[Figure record extracts]
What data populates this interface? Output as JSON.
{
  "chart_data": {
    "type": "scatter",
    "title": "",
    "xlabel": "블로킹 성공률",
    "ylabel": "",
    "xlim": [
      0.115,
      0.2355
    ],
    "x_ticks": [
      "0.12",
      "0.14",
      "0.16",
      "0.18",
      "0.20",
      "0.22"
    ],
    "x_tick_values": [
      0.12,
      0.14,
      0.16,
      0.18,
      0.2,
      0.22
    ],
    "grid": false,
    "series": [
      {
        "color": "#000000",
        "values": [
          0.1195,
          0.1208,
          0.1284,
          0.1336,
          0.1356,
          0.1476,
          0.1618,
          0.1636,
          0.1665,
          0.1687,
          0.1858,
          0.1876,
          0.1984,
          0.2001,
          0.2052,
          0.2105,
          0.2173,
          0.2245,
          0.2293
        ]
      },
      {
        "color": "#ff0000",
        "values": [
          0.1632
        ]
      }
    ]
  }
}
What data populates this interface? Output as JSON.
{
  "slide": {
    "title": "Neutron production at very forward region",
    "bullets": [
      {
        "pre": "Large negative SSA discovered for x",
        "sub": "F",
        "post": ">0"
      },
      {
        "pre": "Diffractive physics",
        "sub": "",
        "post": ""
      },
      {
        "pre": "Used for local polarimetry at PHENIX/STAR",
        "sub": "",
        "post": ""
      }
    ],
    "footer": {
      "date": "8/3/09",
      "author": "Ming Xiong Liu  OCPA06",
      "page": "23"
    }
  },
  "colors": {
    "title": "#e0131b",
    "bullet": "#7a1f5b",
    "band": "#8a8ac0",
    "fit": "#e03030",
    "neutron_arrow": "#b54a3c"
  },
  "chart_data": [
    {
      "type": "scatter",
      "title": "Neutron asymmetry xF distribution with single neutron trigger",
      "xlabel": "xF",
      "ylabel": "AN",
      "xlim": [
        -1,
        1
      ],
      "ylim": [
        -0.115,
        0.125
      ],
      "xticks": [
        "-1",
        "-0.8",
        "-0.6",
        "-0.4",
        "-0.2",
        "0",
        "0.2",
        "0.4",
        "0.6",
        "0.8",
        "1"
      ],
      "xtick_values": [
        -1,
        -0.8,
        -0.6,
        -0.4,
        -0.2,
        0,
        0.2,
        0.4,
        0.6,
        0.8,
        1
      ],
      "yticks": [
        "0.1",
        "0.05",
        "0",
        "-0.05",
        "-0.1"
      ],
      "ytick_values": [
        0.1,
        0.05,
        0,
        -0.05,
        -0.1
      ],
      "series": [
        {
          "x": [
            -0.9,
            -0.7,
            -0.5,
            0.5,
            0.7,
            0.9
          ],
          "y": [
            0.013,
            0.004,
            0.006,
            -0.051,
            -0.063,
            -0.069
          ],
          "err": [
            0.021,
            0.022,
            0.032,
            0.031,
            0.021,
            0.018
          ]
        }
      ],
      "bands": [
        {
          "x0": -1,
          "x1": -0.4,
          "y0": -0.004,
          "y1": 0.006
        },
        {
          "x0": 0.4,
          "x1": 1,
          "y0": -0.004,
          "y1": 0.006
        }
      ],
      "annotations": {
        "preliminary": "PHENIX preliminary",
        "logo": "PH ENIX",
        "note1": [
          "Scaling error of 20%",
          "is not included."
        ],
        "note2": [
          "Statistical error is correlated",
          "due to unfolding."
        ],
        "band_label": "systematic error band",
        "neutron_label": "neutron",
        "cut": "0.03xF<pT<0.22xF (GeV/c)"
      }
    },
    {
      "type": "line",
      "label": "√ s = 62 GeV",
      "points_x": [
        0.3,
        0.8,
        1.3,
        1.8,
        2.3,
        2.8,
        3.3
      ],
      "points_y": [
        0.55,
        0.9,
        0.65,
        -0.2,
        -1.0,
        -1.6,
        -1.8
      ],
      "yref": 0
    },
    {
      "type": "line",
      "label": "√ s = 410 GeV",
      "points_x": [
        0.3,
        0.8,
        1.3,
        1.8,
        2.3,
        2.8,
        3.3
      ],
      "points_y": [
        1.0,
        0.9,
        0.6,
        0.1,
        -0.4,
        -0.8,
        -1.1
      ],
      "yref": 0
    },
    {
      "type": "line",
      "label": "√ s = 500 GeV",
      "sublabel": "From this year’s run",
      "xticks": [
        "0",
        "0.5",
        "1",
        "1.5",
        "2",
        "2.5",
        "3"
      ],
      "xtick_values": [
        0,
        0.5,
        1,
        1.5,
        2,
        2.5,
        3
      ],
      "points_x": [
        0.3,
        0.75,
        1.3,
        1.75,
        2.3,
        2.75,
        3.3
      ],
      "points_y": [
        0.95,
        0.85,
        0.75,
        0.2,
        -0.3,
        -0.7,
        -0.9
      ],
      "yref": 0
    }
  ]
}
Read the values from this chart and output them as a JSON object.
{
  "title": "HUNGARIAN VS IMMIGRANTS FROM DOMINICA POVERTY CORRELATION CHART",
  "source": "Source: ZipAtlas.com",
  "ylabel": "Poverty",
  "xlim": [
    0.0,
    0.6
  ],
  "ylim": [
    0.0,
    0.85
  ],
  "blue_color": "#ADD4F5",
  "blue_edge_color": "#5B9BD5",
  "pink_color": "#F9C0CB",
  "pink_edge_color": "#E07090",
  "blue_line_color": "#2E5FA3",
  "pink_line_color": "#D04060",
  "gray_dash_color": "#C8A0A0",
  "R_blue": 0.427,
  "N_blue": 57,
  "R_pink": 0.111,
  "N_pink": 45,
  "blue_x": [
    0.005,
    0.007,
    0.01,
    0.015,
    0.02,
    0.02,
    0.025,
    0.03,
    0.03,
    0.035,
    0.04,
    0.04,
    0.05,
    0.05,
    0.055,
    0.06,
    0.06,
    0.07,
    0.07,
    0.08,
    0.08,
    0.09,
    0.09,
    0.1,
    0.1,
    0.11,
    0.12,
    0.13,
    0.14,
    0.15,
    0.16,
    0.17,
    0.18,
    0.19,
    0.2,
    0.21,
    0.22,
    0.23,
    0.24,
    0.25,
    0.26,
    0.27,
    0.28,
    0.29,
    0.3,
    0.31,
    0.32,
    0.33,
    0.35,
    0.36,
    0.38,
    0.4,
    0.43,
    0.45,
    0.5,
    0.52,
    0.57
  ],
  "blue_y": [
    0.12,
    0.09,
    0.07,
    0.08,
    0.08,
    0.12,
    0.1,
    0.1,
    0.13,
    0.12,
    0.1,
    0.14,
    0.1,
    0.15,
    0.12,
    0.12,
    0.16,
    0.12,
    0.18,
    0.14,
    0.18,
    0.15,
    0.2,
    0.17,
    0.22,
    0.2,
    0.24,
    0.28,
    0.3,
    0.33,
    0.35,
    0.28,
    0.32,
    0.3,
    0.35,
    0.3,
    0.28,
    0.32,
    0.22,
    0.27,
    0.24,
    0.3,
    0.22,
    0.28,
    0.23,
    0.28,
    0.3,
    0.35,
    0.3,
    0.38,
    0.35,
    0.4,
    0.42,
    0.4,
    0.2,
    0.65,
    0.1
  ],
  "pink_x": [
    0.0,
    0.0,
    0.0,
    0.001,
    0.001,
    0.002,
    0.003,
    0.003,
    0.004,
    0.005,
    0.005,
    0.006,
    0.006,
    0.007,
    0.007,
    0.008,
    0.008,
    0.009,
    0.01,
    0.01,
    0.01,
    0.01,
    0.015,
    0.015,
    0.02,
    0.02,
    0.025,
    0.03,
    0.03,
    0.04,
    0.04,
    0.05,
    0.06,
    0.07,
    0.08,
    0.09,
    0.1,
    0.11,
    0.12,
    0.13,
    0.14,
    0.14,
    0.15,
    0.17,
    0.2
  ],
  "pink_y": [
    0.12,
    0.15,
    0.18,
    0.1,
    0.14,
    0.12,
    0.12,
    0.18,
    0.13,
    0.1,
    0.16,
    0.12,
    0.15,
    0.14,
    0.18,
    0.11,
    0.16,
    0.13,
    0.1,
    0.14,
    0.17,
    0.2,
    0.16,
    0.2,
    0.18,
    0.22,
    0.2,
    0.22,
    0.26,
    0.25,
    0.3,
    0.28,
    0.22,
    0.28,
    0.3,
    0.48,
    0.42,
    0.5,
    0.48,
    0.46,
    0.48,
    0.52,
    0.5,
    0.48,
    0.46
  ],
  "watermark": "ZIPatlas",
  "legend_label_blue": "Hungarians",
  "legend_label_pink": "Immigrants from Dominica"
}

→ GIVEN PROBLEM: Show the lines of the material that contain the word "PHENIX".

→ PROBLEM SOLUTION:
        "pre": "Used for local polarimetry at PHENIX/STAR",
        "preliminary": "PHENIX preliminary",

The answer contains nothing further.